■ **THE REQUEST**: Output each line exactly as it appears, skipping any embedded picture.

== ITEMS ==

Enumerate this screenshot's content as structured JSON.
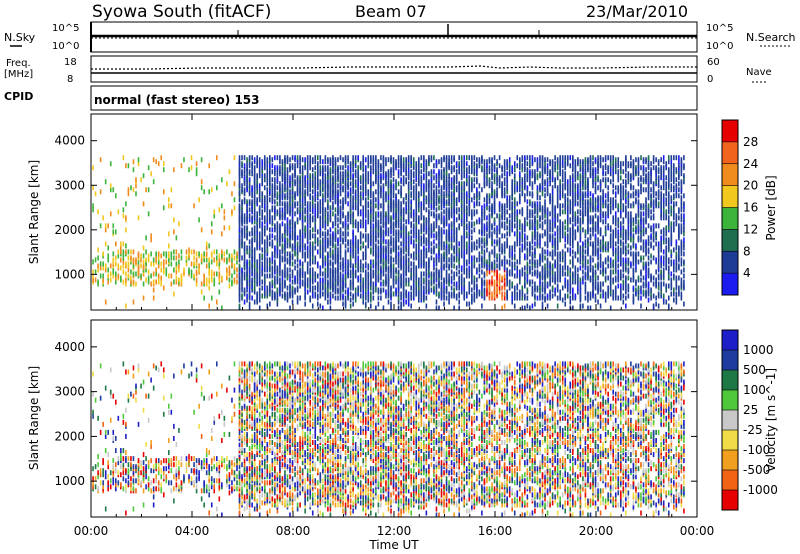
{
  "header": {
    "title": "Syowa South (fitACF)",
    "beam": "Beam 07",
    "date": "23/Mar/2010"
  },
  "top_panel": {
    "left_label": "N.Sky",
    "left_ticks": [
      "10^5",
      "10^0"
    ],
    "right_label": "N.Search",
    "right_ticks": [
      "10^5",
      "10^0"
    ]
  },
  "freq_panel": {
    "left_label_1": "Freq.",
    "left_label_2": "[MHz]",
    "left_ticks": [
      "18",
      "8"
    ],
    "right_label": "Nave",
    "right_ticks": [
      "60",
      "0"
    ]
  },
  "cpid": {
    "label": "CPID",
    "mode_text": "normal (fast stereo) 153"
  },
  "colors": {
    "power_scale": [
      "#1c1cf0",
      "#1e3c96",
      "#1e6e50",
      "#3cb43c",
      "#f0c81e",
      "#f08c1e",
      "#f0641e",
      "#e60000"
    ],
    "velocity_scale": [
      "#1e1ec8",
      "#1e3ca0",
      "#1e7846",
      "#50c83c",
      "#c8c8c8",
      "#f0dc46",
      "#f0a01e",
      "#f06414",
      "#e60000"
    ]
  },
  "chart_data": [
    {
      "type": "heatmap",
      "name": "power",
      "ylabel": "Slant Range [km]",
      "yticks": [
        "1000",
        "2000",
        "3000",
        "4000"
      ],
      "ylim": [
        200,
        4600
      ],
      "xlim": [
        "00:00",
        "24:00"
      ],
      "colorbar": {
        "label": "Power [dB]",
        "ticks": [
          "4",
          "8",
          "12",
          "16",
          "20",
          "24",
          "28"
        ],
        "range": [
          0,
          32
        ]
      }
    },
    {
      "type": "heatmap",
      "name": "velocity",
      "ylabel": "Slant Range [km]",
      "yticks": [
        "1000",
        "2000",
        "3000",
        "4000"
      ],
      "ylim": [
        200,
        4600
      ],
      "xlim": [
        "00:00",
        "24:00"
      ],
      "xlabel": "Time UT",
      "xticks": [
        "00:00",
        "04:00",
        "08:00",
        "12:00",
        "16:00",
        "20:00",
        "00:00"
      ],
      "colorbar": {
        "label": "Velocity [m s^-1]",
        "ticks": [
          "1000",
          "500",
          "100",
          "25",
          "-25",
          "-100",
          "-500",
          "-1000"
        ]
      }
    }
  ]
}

===

■ **SOLUTION TO THE EXERCISE**:
Enumerate this screenshot's content as structured JSON.
{
  "header": {
    "title": "Syowa South (fitACF)",
    "beam": "Beam 07",
    "date": "23/Mar/2010"
  },
  "top_panel": {
    "left_label": "N.Sky",
    "left_ticks": [
      "10^5",
      "10^0"
    ],
    "right_label": "N.Search",
    "right_ticks": [
      "10^5",
      "10^0"
    ]
  },
  "freq_panel": {
    "left_label_1": "Freq.",
    "left_label_2": "[MHz]",
    "left_ticks": [
      "18",
      "8"
    ],
    "right_label": "Nave",
    "right_ticks": [
      "60",
      "0"
    ]
  },
  "cpid": {
    "label": "CPID",
    "mode_text": "normal (fast stereo) 153"
  },
  "colors": {
    "power_scale": [
      "#1c1cf0",
      "#1e3c96",
      "#1e6e50",
      "#3cb43c",
      "#f0c81e",
      "#f08c1e",
      "#f0641e",
      "#e60000"
    ],
    "velocity_scale": [
      "#1e1ec8",
      "#1e3ca0",
      "#1e7846",
      "#50c83c",
      "#c8c8c8",
      "#f0dc46",
      "#f0a01e",
      "#f06414",
      "#e60000"
    ]
  },
  "chart_data": [
    {
      "type": "heatmap",
      "name": "power",
      "ylabel": "Slant Range [km]",
      "yticks": [
        "1000",
        "2000",
        "3000",
        "4000"
      ],
      "ylim": [
        200,
        4600
      ],
      "xlim": [
        "00:00",
        "24:00"
      ],
      "colorbar": {
        "label": "Power [dB]",
        "ticks": [
          "4",
          "8",
          "12",
          "16",
          "20",
          "24",
          "28"
        ],
        "range": [
          0,
          32
        ]
      }
    },
    {
      "type": "heatmap",
      "name": "velocity",
      "ylabel": "Slant Range [km]",
      "yticks": [
        "1000",
        "2000",
        "3000",
        "4000"
      ],
      "ylim": [
        200,
        4600
      ],
      "xlim": [
        "00:00",
        "24:00"
      ],
      "xlabel": "Time UT",
      "xticks": [
        "00:00",
        "04:00",
        "08:00",
        "12:00",
        "16:00",
        "20:00",
        "00:00"
      ],
      "colorbar": {
        "label": "Velocity [m s^-1]",
        "ticks": [
          "1000",
          "500",
          "100",
          "25",
          "-25",
          "-100",
          "-500",
          "-1000"
        ]
      }
    }
  ]
}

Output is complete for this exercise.